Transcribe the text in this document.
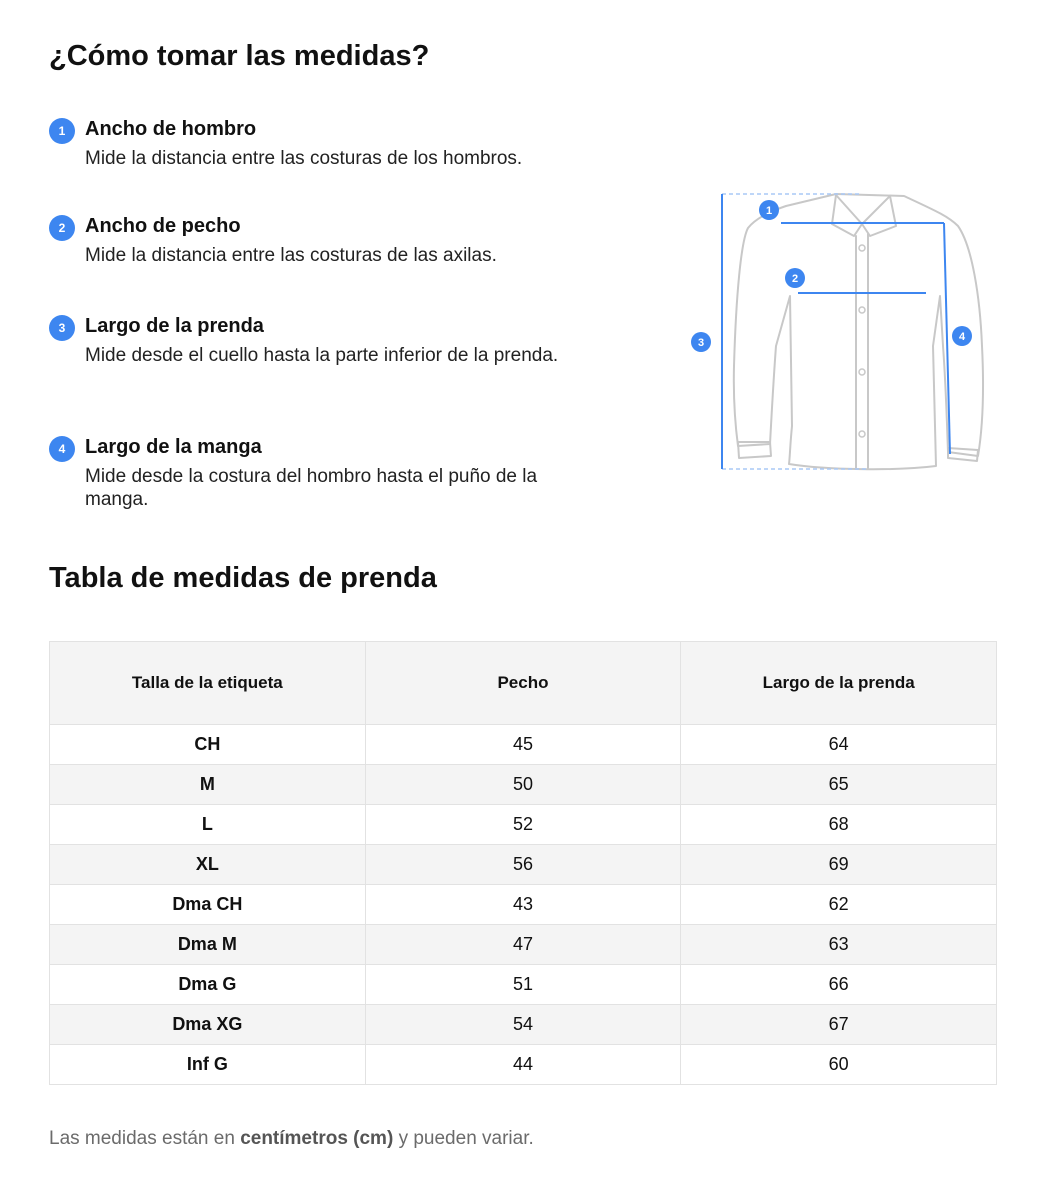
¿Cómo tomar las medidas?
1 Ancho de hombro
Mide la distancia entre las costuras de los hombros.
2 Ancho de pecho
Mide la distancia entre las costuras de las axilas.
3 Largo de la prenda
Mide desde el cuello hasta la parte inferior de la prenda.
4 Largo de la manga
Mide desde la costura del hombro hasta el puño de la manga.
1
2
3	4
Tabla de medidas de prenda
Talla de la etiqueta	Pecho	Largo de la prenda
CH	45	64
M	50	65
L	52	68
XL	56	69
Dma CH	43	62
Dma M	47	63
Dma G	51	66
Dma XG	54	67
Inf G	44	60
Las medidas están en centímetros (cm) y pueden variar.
▬▬▬
Your objective
Scan the lines above for "manga", then copy every one that has it.

Result of this exercise
4 Largo de la manga
Mide desde la costura del hombro hasta el puño de la manga.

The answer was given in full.